■ What to produce ■
In the listing below, count each line containing "name" and answer with the count only.

(Extracted data entries)
-- -- --
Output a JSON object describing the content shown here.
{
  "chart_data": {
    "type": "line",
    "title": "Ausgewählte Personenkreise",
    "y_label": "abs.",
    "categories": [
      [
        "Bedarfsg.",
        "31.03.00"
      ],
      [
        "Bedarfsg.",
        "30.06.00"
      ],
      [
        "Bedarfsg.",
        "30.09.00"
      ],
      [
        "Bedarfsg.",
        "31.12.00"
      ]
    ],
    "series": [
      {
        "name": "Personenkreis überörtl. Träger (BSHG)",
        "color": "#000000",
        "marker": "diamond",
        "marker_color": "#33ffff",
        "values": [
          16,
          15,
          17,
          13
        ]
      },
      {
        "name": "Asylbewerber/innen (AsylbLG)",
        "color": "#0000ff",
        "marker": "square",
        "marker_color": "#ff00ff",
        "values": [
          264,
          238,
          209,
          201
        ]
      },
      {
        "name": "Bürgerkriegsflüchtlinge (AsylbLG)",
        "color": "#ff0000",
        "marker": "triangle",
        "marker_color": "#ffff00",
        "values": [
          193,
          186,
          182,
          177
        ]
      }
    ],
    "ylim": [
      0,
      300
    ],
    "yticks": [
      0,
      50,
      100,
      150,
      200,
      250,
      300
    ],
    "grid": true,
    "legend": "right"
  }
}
-- -- --
■ Answer to this exercise ■
3